[WORK REQUIRED] Using the data below, repeat all of it precisely.

[Stored data entries]
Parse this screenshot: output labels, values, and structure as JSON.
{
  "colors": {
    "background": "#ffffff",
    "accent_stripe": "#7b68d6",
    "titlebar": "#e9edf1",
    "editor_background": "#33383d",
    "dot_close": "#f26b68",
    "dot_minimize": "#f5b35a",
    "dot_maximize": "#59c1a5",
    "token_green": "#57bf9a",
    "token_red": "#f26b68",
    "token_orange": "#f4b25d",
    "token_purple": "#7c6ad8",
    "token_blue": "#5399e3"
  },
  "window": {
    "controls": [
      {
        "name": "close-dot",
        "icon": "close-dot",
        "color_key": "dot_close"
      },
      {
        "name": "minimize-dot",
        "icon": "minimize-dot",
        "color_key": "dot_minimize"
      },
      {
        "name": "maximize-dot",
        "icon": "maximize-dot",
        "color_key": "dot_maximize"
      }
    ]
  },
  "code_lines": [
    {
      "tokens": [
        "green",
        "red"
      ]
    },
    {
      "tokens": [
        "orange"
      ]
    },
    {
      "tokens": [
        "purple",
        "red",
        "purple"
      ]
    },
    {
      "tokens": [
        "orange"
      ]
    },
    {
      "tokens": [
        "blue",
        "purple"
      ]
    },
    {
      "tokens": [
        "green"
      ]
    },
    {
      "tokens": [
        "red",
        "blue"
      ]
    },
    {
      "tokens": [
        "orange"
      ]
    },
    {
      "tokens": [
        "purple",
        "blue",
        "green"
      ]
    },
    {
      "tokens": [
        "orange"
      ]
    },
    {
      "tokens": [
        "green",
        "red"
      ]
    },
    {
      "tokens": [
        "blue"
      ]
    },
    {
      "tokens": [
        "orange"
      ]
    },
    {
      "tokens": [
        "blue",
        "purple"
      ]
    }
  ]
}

[WORKED ANSWER]
Parse this screenshot: output labels, values, and structure as JSON.
{
  "colors": {
    "background": "#ffffff",
    "accent_stripe": "#7b68d6",
    "titlebar": "#e9edf1",
    "editor_background": "#33383d",
    "dot_close": "#f26b68",
    "dot_minimize": "#f5b35a",
    "dot_maximize": "#59c1a5",
    "token_green": "#57bf9a",
    "token_red": "#f26b68",
    "token_orange": "#f4b25d",
    "token_purple": "#7c6ad8",
    "token_blue": "#5399e3"
  },
  "window": {
    "controls": [
      {
        "name": "close-dot",
        "icon": "close-dot",
        "color_key": "dot_close"
      },
      {
        "name": "minimize-dot",
        "icon": "minimize-dot",
        "color_key": "dot_minimize"
      },
      {
        "name": "maximize-dot",
        "icon": "maximize-dot",
        "color_key": "dot_maximize"
      }
    ]
  },
  "code_lines": [
    {
      "tokens": [
        "green",
        "red"
      ]
    },
    {
      "tokens": [
        "orange"
      ]
    },
    {
      "tokens": [
        "purple",
        "red",
        "purple"
      ]
    },
    {
      "tokens": [
        "orange"
      ]
    },
    {
      "tokens": [
        "blue",
        "purple"
      ]
    },
    {
      "tokens": [
        "green"
      ]
    },
    {
      "tokens": [
        "red",
        "blue"
      ]
    },
    {
      "tokens": [
        "orange"
      ]
    },
    {
      "tokens": [
        "purple",
        "blue",
        "green"
      ]
    },
    {
      "tokens": [
        "orange"
      ]
    },
    {
      "tokens": [
        "green",
        "red"
      ]
    },
    {
      "tokens": [
        "blue"
      ]
    },
    {
      "tokens": [
        "orange"
      ]
    },
    {
      "tokens": [
        "blue",
        "purple"
      ]
    }
  ]
}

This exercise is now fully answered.